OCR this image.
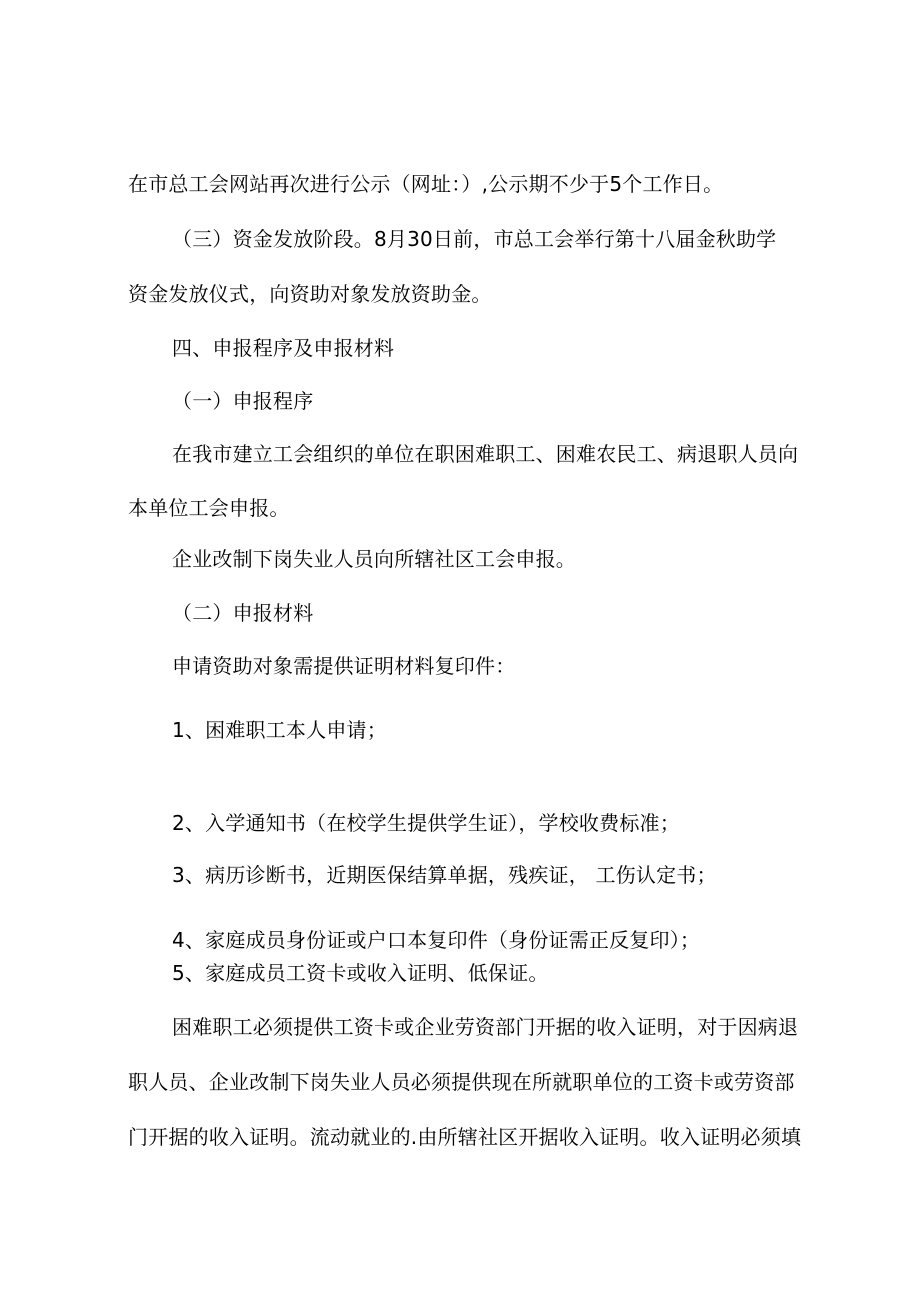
在市总工会网站再次进行公示（网址：）,公示期不少于5个工作日。
（三）资金发放阶段。8月30日前，市总工会举行第十八届金秋助学
资金发放仪式，向资助对象发放资助金。
四、申报程序及申报材料
（一）申报程序
在我市建立工会组织的单位在职困难职工、困难农民工、病退职人员向
本单位工会申报。
企业改制下岗失业人员向所辖社区工会申报。
（二）申报材料
申请资助对象需提供证明材料复印件：
1、困难职工本人申请；
2、入学通知书（在校学生提供学生证），学校收费标准；
3、病历诊断书，近期医保结算单据，残疾证， 工伤认定书；
4、家庭成员身份证或户口本复印件（身份证需正反复印）；
5、家庭成员工资卡或收入证明、低保证。
困难职工必须提供工资卡或企业劳资部门开据的收入证明，对于因病退
职人员、企业改制下岗失业人员必须提供现在所就职单位的工资卡或劳资部
门开据的收入证明。流动就业的.由所辖社区开据收入证明。收入证明必须填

## Stated exercise:
Repeat the material above in full and unchanged, minus its images.

## Task response:
OCR this image.
在市总工会网站再次进行公示（网址：）,公示期不少于5个工作日。
（三）资金发放阶段。8月30日前，市总工会举行第十八届金秋助学
资金发放仪式，向资助对象发放资助金。
四、申报程序及申报材料
（一）申报程序
在我市建立工会组织的单位在职困难职工、困难农民工、病退职人员向
本单位工会申报。
企业改制下岗失业人员向所辖社区工会申报。
（二）申报材料
申请资助对象需提供证明材料复印件：
1、困难职工本人申请；
2、入学通知书（在校学生提供学生证），学校收费标准；
3、病历诊断书，近期医保结算单据，残疾证， 工伤认定书；
4、家庭成员身份证或户口本复印件（身份证需正反复印）；
5、家庭成员工资卡或收入证明、低保证。
困难职工必须提供工资卡或企业劳资部门开据的收入证明，对于因病退
职人员、企业改制下岗失业人员必须提供现在所就职单位的工资卡或劳资部
门开据的收入证明。流动就业的.由所辖社区开据收入证明。收入证明必须填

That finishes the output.